■ **Work instructions**
Copy out every record below, word for word.

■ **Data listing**
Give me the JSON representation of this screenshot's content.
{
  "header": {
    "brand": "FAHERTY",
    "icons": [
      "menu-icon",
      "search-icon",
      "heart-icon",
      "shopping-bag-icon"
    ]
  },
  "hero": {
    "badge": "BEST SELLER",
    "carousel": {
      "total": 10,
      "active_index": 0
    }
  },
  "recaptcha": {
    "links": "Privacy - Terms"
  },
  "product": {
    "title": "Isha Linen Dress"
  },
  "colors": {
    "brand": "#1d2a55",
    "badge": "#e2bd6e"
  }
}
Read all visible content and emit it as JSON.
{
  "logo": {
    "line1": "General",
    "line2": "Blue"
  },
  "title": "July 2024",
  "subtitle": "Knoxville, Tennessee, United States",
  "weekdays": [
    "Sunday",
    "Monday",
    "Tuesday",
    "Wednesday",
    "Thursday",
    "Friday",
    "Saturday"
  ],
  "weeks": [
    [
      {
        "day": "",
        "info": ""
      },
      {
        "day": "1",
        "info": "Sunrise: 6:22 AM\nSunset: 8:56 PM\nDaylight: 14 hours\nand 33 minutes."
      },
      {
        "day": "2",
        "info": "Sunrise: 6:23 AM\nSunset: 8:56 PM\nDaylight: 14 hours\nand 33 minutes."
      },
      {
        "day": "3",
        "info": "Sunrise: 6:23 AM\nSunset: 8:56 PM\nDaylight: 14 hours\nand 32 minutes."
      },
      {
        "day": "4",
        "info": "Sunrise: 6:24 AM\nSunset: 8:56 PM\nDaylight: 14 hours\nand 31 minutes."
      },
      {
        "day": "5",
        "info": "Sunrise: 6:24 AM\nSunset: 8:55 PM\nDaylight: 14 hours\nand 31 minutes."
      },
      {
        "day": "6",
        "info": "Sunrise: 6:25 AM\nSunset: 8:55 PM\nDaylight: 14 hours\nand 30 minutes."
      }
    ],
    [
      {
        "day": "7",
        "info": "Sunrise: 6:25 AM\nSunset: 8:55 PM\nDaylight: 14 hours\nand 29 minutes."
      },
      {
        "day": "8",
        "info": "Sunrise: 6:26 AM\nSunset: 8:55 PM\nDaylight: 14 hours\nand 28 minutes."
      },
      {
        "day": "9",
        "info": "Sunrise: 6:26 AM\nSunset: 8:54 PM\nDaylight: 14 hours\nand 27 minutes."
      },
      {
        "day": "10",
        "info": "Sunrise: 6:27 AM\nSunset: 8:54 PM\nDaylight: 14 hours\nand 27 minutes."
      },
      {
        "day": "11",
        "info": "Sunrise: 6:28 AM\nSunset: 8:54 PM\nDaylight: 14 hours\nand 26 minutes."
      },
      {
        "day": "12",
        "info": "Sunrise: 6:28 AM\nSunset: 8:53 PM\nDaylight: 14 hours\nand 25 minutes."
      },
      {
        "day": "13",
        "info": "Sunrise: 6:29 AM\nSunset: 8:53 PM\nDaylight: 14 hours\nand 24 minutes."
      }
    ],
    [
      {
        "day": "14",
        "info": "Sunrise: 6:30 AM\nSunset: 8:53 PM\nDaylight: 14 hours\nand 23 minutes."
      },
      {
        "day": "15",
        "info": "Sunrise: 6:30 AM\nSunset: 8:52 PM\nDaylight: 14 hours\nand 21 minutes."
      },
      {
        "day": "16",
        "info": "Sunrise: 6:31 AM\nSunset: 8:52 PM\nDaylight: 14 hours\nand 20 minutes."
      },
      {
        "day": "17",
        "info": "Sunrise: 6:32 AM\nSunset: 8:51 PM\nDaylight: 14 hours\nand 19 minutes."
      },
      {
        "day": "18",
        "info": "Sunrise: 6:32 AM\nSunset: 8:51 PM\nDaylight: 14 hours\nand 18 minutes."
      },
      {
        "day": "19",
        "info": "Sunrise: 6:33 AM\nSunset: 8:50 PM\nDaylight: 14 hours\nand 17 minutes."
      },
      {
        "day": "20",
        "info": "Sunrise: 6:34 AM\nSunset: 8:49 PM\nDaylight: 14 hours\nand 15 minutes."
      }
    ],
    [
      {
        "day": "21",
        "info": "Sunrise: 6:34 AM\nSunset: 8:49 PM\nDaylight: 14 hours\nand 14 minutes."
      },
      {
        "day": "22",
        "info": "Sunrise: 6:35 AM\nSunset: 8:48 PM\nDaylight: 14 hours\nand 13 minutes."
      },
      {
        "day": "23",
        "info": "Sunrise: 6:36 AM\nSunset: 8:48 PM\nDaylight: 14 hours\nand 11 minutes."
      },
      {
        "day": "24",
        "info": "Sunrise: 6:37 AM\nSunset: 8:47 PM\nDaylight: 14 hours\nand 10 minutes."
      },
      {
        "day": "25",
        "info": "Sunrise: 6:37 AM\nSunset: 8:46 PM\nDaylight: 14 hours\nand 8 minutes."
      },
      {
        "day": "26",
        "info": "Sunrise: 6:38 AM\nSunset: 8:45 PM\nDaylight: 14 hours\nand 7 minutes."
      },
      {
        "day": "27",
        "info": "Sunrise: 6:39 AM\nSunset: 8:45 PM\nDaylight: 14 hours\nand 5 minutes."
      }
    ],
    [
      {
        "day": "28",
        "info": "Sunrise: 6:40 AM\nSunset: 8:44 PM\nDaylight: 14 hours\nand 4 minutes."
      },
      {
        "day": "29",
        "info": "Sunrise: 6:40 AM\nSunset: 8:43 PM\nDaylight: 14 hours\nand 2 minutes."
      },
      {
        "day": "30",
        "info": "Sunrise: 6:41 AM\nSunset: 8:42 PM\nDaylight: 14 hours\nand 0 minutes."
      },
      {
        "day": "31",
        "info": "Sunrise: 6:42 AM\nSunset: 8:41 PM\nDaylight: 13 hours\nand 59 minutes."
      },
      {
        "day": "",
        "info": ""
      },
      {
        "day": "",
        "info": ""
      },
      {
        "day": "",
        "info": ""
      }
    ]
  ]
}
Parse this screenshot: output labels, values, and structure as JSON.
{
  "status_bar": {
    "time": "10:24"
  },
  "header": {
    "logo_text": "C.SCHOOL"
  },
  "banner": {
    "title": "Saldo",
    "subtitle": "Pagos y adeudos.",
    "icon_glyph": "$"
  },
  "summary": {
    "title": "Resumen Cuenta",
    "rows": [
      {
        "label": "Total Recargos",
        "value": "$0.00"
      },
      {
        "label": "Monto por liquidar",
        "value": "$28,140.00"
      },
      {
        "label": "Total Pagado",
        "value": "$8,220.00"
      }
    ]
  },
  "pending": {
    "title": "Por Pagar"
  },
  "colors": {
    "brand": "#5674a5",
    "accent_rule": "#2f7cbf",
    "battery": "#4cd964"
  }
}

■ **Correct answer**
Give me the JSON representation of this screenshot's content.
{
  "header": {
    "brand": "FAHERTY",
    "icons": [
      "menu-icon",
      "search-icon",
      "heart-icon",
      "shopping-bag-icon"
    ]
  },
  "hero": {
    "badge": "BEST SELLER",
    "carousel": {
      "total": 10,
      "active_index": 0
    }
  },
  "recaptcha": {
    "links": "Privacy - Terms"
  },
  "product": {
    "title": "Isha Linen Dress"
  },
  "colors": {
    "brand": "#1d2a55",
    "badge": "#e2bd6e"
  }
}
Read all visible content and emit it as JSON.
{
  "logo": {
    "line1": "General",
    "line2": "Blue"
  },
  "title": "July 2024",
  "subtitle": "Knoxville, Tennessee, United States",
  "weekdays": [
    "Sunday",
    "Monday",
    "Tuesday",
    "Wednesday",
    "Thursday",
    "Friday",
    "Saturday"
  ],
  "weeks": [
    [
      {
        "day": "",
        "info": ""
      },
      {
        "day": "1",
        "info": "Sunrise: 6:22 AM\nSunset: 8:56 PM\nDaylight: 14 hours\nand 33 minutes."
      },
      {
        "day": "2",
        "info": "Sunrise: 6:23 AM\nSunset: 8:56 PM\nDaylight: 14 hours\nand 33 minutes."
      },
      {
        "day": "3",
        "info": "Sunrise: 6:23 AM\nSunset: 8:56 PM\nDaylight: 14 hours\nand 32 minutes."
      },
      {
        "day": "4",
        "info": "Sunrise: 6:24 AM\nSunset: 8:56 PM\nDaylight: 14 hours\nand 31 minutes."
      },
      {
        "day": "5",
        "info": "Sunrise: 6:24 AM\nSunset: 8:55 PM\nDaylight: 14 hours\nand 31 minutes."
      },
      {
        "day": "6",
        "info": "Sunrise: 6:25 AM\nSunset: 8:55 PM\nDaylight: 14 hours\nand 30 minutes."
      }
    ],
    [
      {
        "day": "7",
        "info": "Sunrise: 6:25 AM\nSunset: 8:55 PM\nDaylight: 14 hours\nand 29 minutes."
      },
      {
        "day": "8",
        "info": "Sunrise: 6:26 AM\nSunset: 8:55 PM\nDaylight: 14 hours\nand 28 minutes."
      },
      {
        "day": "9",
        "info": "Sunrise: 6:26 AM\nSunset: 8:54 PM\nDaylight: 14 hours\nand 27 minutes."
      },
      {
        "day": "10",
        "info": "Sunrise: 6:27 AM\nSunset: 8:54 PM\nDaylight: 14 hours\nand 27 minutes."
      },
      {
        "day": "11",
        "info": "Sunrise: 6:28 AM\nSunset: 8:54 PM\nDaylight: 14 hours\nand 26 minutes."
      },
      {
        "day": "12",
        "info": "Sunrise: 6:28 AM\nSunset: 8:53 PM\nDaylight: 14 hours\nand 25 minutes."
      },
      {
        "day": "13",
        "info": "Sunrise: 6:29 AM\nSunset: 8:53 PM\nDaylight: 14 hours\nand 24 minutes."
      }
    ],
    [
      {
        "day": "14",
        "info": "Sunrise: 6:30 AM\nSunset: 8:53 PM\nDaylight: 14 hours\nand 23 minutes."
      },
      {
        "day": "15",
        "info": "Sunrise: 6:30 AM\nSunset: 8:52 PM\nDaylight: 14 hours\nand 21 minutes."
      },
      {
        "day": "16",
        "info": "Sunrise: 6:31 AM\nSunset: 8:52 PM\nDaylight: 14 hours\nand 20 minutes."
      },
      {
        "day": "17",
        "info": "Sunrise: 6:32 AM\nSunset: 8:51 PM\nDaylight: 14 hours\nand 19 minutes."
      },
      {
        "day": "18",
        "info": "Sunrise: 6:32 AM\nSunset: 8:51 PM\nDaylight: 14 hours\nand 18 minutes."
      },
      {
        "day": "19",
        "info": "Sunrise: 6:33 AM\nSunset: 8:50 PM\nDaylight: 14 hours\nand 17 minutes."
      },
      {
        "day": "20",
        "info": "Sunrise: 6:34 AM\nSunset: 8:49 PM\nDaylight: 14 hours\nand 15 minutes."
      }
    ],
    [
      {
        "day": "21",
        "info": "Sunrise: 6:34 AM\nSunset: 8:49 PM\nDaylight: 14 hours\nand 14 minutes."
      },
      {
        "day": "22",
        "info": "Sunrise: 6:35 AM\nSunset: 8:48 PM\nDaylight: 14 hours\nand 13 minutes."
      },
      {
        "day": "23",
        "info": "Sunrise: 6:36 AM\nSunset: 8:48 PM\nDaylight: 14 hours\nand 11 minutes."
      },
      {
        "day": "24",
        "info": "Sunrise: 6:37 AM\nSunset: 8:47 PM\nDaylight: 14 hours\nand 10 minutes."
      },
      {
        "day": "25",
        "info": "Sunrise: 6:37 AM\nSunset: 8:46 PM\nDaylight: 14 hours\nand 8 minutes."
      },
      {
        "day": "26",
        "info": "Sunrise: 6:38 AM\nSunset: 8:45 PM\nDaylight: 14 hours\nand 7 minutes."
      },
      {
        "day": "27",
        "info": "Sunrise: 6:39 AM\nSunset: 8:45 PM\nDaylight: 14 hours\nand 5 minutes."
      }
    ],
    [
      {
        "day": "28",
        "info": "Sunrise: 6:40 AM\nSunset: 8:44 PM\nDaylight: 14 hours\nand 4 minutes."
      },
      {
        "day": "29",
        "info": "Sunrise: 6:40 AM\nSunset: 8:43 PM\nDaylight: 14 hours\nand 2 minutes."
      },
      {
        "day": "30",
        "info": "Sunrise: 6:41 AM\nSunset: 8:42 PM\nDaylight: 14 hours\nand 0 minutes."
      },
      {
        "day": "31",
        "info": "Sunrise: 6:42 AM\nSunset: 8:41 PM\nDaylight: 13 hours\nand 59 minutes."
      },
      {
        "day": "",
        "info": ""
      },
      {
        "day": "",
        "info": ""
      },
      {
        "day": "",
        "info": ""
      }
    ]
  ]
}
Parse this screenshot: output labels, values, and structure as JSON.
{
  "status_bar": {
    "time": "10:24"
  },
  "header": {
    "logo_text": "C.SCHOOL"
  },
  "banner": {
    "title": "Saldo",
    "subtitle": "Pagos y adeudos.",
    "icon_glyph": "$"
  },
  "summary": {
    "title": "Resumen Cuenta",
    "rows": [
      {
        "label": "Total Recargos",
        "value": "$0.00"
      },
      {
        "label": "Monto por liquidar",
        "value": "$28,140.00"
      },
      {
        "label": "Total Pagado",
        "value": "$8,220.00"
      }
    ]
  },
  "pending": {
    "title": "Por Pagar"
  },
  "colors": {
    "brand": "#5674a5",
    "accent_rule": "#2f7cbf",
    "battery": "#4cd964"
  }
}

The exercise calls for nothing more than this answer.